## Start

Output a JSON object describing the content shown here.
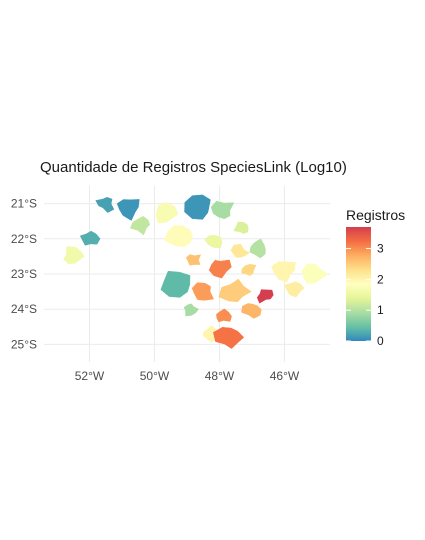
{
  "map": {
    "title": "Quantidade de Registros SpeciesLink (Log10)",
    "x_ticks": [
      "52°W",
      "50°W",
      "48°W",
      "46°W"
    ],
    "y_ticks": [
      "21°S",
      "22°S",
      "23°S",
      "24°S",
      "25°S"
    ],
    "x_tick_values": [
      -52,
      -50,
      -48,
      -46
    ],
    "y_tick_values": [
      -21,
      -22,
      -23,
      -24,
      -25
    ],
    "lon_range": [
      -53.4,
      -44.6
    ],
    "lat_range": [
      -25.5,
      -20.5
    ],
    "legend": {
      "title": "Registros",
      "ticks": [
        "0",
        "1",
        "2",
        "3"
      ],
      "tick_values": [
        0,
        1,
        2,
        3
      ],
      "value_range": [
        0,
        3.7
      ],
      "colors": [
        "#3288bd",
        "#66c2a5",
        "#abdda4",
        "#e6f598",
        "#ffffbf",
        "#fee08b",
        "#fdae61",
        "#f46d43",
        "#d53e4f"
      ]
    }
  },
  "chart_data": {
    "type": "heatmap",
    "title": "Quantidade de Registros SpeciesLink (Log10)",
    "xlabel": "",
    "ylabel": "",
    "fill_label": "Registros",
    "xlim": [
      -53.4,
      -44.6
    ],
    "ylim": [
      -25.5,
      -20.5
    ],
    "fill_range": [
      0,
      3.7
    ],
    "regions": [
      {
        "lon": -52.5,
        "lat": -22.5,
        "value": 1.6
      },
      {
        "lon": -52.0,
        "lat": -22.0,
        "value": 0.3
      },
      {
        "lon": -51.5,
        "lat": -21.0,
        "value": 0.2
      },
      {
        "lon": -50.8,
        "lat": -21.1,
        "value": 0.1
      },
      {
        "lon": -50.4,
        "lat": -21.6,
        "value": 1.1
      },
      {
        "lon": -49.7,
        "lat": -21.3,
        "value": 1.7
      },
      {
        "lon": -49.2,
        "lat": -21.9,
        "value": 1.9
      },
      {
        "lon": -48.6,
        "lat": -21.1,
        "value": 0.1
      },
      {
        "lon": -47.9,
        "lat": -21.2,
        "value": 0.9
      },
      {
        "lon": -47.3,
        "lat": -21.7,
        "value": 1.3
      },
      {
        "lon": -48.2,
        "lat": -22.1,
        "value": 1.5
      },
      {
        "lon": -47.4,
        "lat": -22.4,
        "value": 2.2
      },
      {
        "lon": -46.8,
        "lat": -22.3,
        "value": 1.0
      },
      {
        "lon": -48.8,
        "lat": -22.6,
        "value": 2.6
      },
      {
        "lon": -48.0,
        "lat": -22.8,
        "value": 3.1
      },
      {
        "lon": -47.1,
        "lat": -22.9,
        "value": 2.4
      },
      {
        "lon": -46.0,
        "lat": -22.9,
        "value": 2.0
      },
      {
        "lon": -49.3,
        "lat": -23.3,
        "value": 0.4
      },
      {
        "lon": -48.5,
        "lat": -23.5,
        "value": 2.9
      },
      {
        "lon": -47.5,
        "lat": -23.5,
        "value": 2.5
      },
      {
        "lon": -46.6,
        "lat": -23.6,
        "value": 3.7
      },
      {
        "lon": -45.7,
        "lat": -23.4,
        "value": 2.1
      },
      {
        "lon": -45.1,
        "lat": -23.0,
        "value": 1.8
      },
      {
        "lon": -48.9,
        "lat": -24.0,
        "value": 0.9
      },
      {
        "lon": -47.9,
        "lat": -24.2,
        "value": 3.0
      },
      {
        "lon": -47.0,
        "lat": -24.0,
        "value": 2.7
      },
      {
        "lon": -48.3,
        "lat": -24.7,
        "value": 2.0
      },
      {
        "lon": -47.7,
        "lat": -24.8,
        "value": 3.2
      }
    ]
  }
}
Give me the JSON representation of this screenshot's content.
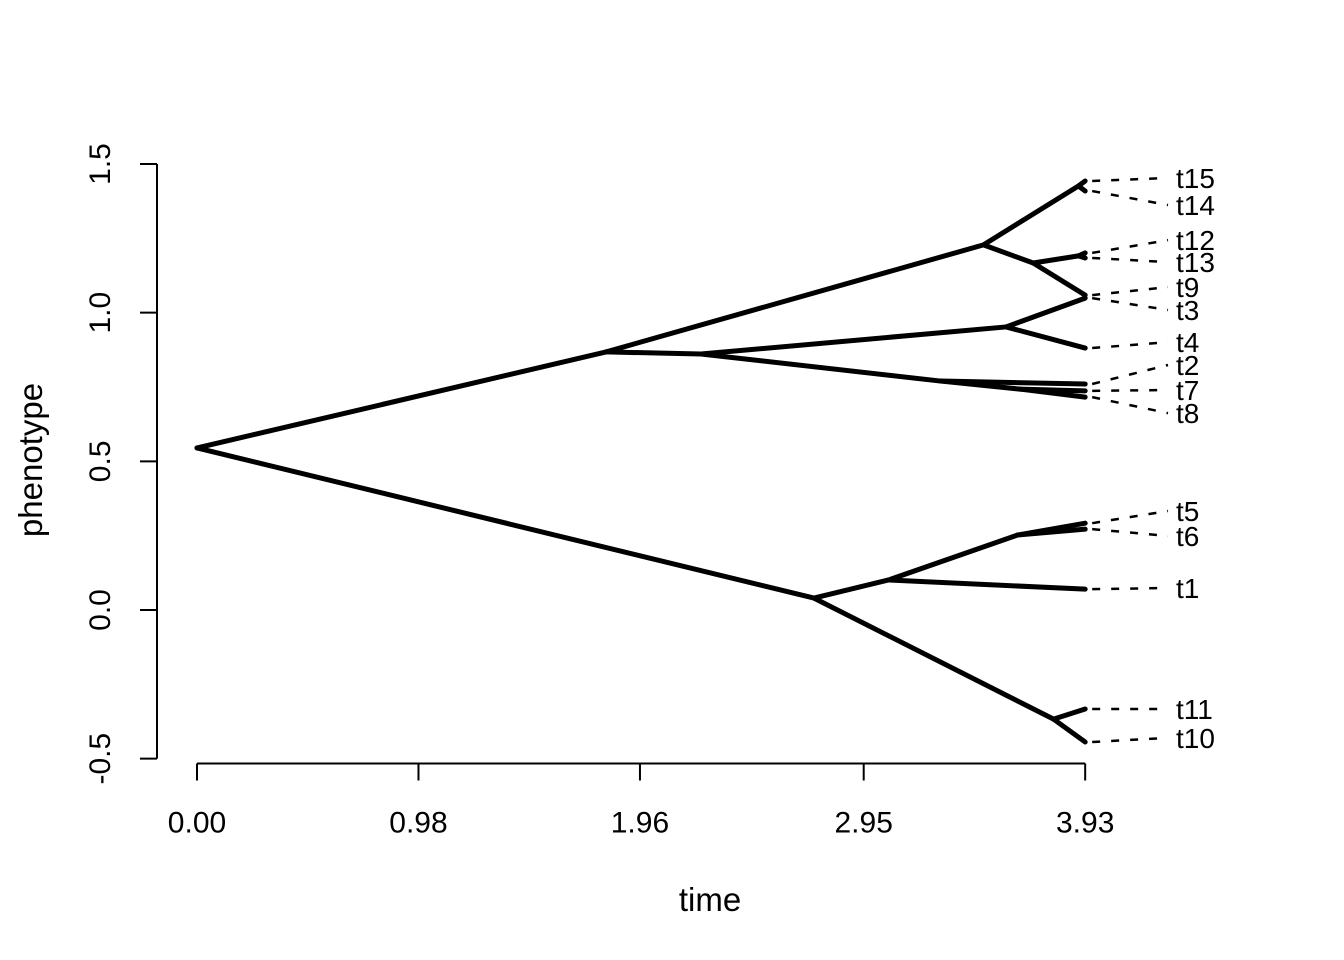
{
  "chart_data": {
    "type": "line",
    "subtype": "phenogram-tree",
    "title": "",
    "xlabel": "time",
    "ylabel": "phenotype",
    "xlim": [
      0,
      3.93
    ],
    "ylim": [
      -0.5,
      1.5
    ],
    "grid": false,
    "legend": false,
    "background_color": "#ffffff",
    "line_color": "#000000",
    "text_color": "#000000",
    "x_ticks": {
      "values": [
        0.0,
        0.98,
        1.96,
        2.95,
        3.93
      ],
      "labels": [
        "0.00",
        "0.98",
        "1.96",
        "2.95",
        "3.93"
      ]
    },
    "y_ticks": {
      "values": [
        -0.5,
        0.0,
        0.5,
        1.0,
        1.5
      ],
      "labels": [
        "-0.5",
        "0.0",
        "0.5",
        "1.0",
        "1.5"
      ]
    },
    "tip_time": 3.93,
    "nodes": {
      "root": {
        "t": 0.0,
        "v": 0.545
      },
      "D": {
        "t": 1.81,
        "v": 0.868
      },
      "E": {
        "t": 2.23,
        "v": 0.861
      },
      "A": {
        "t": 3.48,
        "v": 1.228
      },
      "M1": {
        "t": 3.9,
        "v": 1.426
      },
      "B": {
        "t": 3.7,
        "v": 1.167
      },
      "M2": {
        "t": 3.9,
        "v": 1.191
      },
      "C": {
        "t": 3.58,
        "v": 0.952
      },
      "J": {
        "t": 3.29,
        "v": 0.77
      },
      "K": {
        "t": 3.64,
        "v": 0.743
      },
      "F": {
        "t": 2.73,
        "v": 0.04
      },
      "G": {
        "t": 3.06,
        "v": 0.101
      },
      "H": {
        "t": 3.63,
        "v": 0.252
      },
      "t15": {
        "t": 3.93,
        "v": 1.443
      },
      "t14": {
        "t": 3.93,
        "v": 1.409
      },
      "t12": {
        "t": 3.93,
        "v": 1.201
      },
      "t13": {
        "t": 3.93,
        "v": 1.184
      },
      "t9": {
        "t": 3.93,
        "v": 1.059
      },
      "t3": {
        "t": 3.93,
        "v": 1.049
      },
      "t4": {
        "t": 3.93,
        "v": 0.881
      },
      "t2": {
        "t": 3.93,
        "v": 0.76
      },
      "t7": {
        "t": 3.93,
        "v": 0.737
      },
      "t8": {
        "t": 3.93,
        "v": 0.716
      },
      "t5": {
        "t": 3.93,
        "v": 0.292
      },
      "t6": {
        "t": 3.93,
        "v": 0.272
      },
      "t1": {
        "t": 3.93,
        "v": 0.07
      },
      "t11": {
        "t": 3.93,
        "v": -0.333
      },
      "t10": {
        "t": 3.93,
        "v": -0.444
      }
    },
    "edges": [
      [
        "root",
        "D"
      ],
      [
        "root",
        "F"
      ],
      [
        "D",
        "A"
      ],
      [
        "D",
        "E"
      ],
      [
        "A",
        "M1"
      ],
      [
        "M1",
        "t15"
      ],
      [
        "M1",
        "t14"
      ],
      [
        "A",
        "B"
      ],
      [
        "B",
        "M2"
      ],
      [
        "M2",
        "t12"
      ],
      [
        "M2",
        "t13"
      ],
      [
        "B",
        "t9"
      ],
      [
        "E",
        "C"
      ],
      [
        "C",
        "t3"
      ],
      [
        "C",
        "t4"
      ],
      [
        "E",
        "J"
      ],
      [
        "J",
        "t2"
      ],
      [
        "J",
        "K"
      ],
      [
        "K",
        "t7"
      ],
      [
        "K",
        "t8"
      ],
      [
        "F",
        "G"
      ],
      [
        "G",
        "H"
      ],
      [
        "H",
        "t5"
      ],
      [
        "H",
        "t6"
      ],
      [
        "G",
        "t1"
      ],
      [
        "F",
        "I_node"
      ],
      [
        "I_node",
        "t11"
      ],
      [
        "I_node",
        "t10"
      ]
    ],
    "extra_nodes": {
      "I_node": {
        "t": 3.79,
        "v": -0.367
      }
    },
    "tips": [
      {
        "id": "t15",
        "label": "t15",
        "phenotype": 1.443,
        "label_phenotype": 1.453
      },
      {
        "id": "t14",
        "label": "t14",
        "phenotype": 1.409,
        "label_phenotype": 1.362
      },
      {
        "id": "t12",
        "label": "t12",
        "phenotype": 1.201,
        "label_phenotype": 1.244
      },
      {
        "id": "t13",
        "label": "t13",
        "phenotype": 1.184,
        "label_phenotype": 1.17
      },
      {
        "id": "t9",
        "label": "t9",
        "phenotype": 1.059,
        "label_phenotype": 1.086
      },
      {
        "id": "t3",
        "label": "t3",
        "phenotype": 1.049,
        "label_phenotype": 1.009
      },
      {
        "id": "t4",
        "label": "t4",
        "phenotype": 0.881,
        "label_phenotype": 0.901
      },
      {
        "id": "t2",
        "label": "t2",
        "phenotype": 0.76,
        "label_phenotype": 0.824
      },
      {
        "id": "t7",
        "label": "t7",
        "phenotype": 0.737,
        "label_phenotype": 0.74
      },
      {
        "id": "t8",
        "label": "t8",
        "phenotype": 0.716,
        "label_phenotype": 0.662
      },
      {
        "id": "t5",
        "label": "t5",
        "phenotype": 0.292,
        "label_phenotype": 0.333
      },
      {
        "id": "t6",
        "label": "t6",
        "phenotype": 0.272,
        "label_phenotype": 0.249
      },
      {
        "id": "t1",
        "label": "t1",
        "phenotype": 0.07,
        "label_phenotype": 0.074
      },
      {
        "id": "t11",
        "label": "t11",
        "phenotype": -0.333,
        "label_phenotype": -0.333
      },
      {
        "id": "t10",
        "label": "t10",
        "phenotype": -0.444,
        "label_phenotype": -0.43
      }
    ]
  }
}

## End

* [Task description]:
Gather from the data above every line with the string "content".

* [Reply to the exercise]:
Output a JSON object describing the content shown here.
Give me the JSON representation of this screenshot's content.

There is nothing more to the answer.